Work required:
From the listing below, copy every line with the word "screenshot".

━━━━━━━━

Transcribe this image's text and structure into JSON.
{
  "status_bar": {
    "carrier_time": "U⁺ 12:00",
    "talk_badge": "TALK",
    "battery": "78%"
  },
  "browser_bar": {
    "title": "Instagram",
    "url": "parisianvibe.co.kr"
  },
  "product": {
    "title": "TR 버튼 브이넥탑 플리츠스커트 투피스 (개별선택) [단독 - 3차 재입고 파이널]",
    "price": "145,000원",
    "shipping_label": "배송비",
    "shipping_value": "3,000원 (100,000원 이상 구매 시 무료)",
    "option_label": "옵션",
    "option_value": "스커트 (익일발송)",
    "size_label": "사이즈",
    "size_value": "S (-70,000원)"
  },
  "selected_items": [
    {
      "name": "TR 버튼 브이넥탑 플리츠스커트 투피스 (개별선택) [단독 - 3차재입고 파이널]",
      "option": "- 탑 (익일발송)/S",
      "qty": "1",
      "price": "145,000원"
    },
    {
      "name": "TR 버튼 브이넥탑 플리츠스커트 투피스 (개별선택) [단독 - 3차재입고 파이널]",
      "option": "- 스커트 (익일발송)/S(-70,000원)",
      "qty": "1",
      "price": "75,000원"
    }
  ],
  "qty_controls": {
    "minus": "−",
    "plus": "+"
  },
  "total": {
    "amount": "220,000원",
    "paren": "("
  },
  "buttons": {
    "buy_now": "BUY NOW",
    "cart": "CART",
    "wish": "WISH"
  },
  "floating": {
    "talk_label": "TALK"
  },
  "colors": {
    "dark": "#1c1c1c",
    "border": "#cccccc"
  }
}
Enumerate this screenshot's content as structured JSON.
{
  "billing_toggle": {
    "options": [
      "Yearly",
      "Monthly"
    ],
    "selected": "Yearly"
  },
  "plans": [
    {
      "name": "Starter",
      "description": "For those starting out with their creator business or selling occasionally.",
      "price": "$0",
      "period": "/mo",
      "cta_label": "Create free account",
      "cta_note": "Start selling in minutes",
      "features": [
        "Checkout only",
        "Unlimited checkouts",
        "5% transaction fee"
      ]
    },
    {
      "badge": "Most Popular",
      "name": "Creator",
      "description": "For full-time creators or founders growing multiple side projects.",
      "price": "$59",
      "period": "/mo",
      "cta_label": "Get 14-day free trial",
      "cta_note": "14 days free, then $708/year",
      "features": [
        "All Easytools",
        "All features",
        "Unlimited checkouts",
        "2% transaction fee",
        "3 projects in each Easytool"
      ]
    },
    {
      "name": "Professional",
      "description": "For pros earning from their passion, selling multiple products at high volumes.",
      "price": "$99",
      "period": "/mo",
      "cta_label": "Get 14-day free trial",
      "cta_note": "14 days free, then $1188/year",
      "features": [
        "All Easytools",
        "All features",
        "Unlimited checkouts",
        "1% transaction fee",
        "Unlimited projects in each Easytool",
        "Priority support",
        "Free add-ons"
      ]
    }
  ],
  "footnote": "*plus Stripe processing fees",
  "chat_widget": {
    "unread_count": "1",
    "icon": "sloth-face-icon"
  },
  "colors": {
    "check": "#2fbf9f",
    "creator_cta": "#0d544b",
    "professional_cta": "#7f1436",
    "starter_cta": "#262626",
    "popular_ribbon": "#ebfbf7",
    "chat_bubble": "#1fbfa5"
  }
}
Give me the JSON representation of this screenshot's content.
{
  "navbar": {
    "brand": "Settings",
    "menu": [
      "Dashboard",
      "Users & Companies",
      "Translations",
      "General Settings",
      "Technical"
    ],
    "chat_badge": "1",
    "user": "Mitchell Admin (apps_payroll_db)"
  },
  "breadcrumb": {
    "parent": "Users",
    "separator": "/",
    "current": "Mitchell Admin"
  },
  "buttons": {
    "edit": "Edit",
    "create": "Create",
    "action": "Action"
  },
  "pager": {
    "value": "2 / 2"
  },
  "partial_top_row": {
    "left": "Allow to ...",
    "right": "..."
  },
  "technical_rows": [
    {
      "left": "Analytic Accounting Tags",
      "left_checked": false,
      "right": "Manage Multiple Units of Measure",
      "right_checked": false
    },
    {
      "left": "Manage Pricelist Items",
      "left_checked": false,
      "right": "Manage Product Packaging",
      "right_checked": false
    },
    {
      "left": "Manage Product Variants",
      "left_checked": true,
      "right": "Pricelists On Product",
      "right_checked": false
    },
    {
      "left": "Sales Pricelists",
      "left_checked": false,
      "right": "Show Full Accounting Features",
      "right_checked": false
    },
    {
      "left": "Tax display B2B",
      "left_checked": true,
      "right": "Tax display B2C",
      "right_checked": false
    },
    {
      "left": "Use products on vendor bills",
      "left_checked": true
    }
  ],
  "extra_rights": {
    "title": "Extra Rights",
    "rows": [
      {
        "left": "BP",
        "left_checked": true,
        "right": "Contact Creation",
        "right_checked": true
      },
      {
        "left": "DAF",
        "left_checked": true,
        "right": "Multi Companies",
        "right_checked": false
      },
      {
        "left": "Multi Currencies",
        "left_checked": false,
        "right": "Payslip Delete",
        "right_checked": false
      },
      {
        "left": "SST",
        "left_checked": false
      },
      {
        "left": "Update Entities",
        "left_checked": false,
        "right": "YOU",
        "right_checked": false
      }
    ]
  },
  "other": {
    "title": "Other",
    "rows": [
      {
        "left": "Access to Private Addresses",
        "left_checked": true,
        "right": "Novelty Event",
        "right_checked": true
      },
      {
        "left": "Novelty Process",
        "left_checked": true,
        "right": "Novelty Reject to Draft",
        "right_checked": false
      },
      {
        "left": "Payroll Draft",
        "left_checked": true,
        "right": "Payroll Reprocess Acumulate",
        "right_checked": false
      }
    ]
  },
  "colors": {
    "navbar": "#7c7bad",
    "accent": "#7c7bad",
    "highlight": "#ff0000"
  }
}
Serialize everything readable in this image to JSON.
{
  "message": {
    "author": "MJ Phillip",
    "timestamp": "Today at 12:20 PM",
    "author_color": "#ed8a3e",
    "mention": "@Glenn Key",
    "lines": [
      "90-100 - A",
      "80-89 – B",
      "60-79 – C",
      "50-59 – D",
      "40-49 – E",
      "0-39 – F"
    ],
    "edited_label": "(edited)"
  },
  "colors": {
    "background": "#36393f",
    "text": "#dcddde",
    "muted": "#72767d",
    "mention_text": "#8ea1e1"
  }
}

━━━━━━━━

Response:
Enumerate this screenshot's content as structured JSON.
Give me the JSON representation of this screenshot's content.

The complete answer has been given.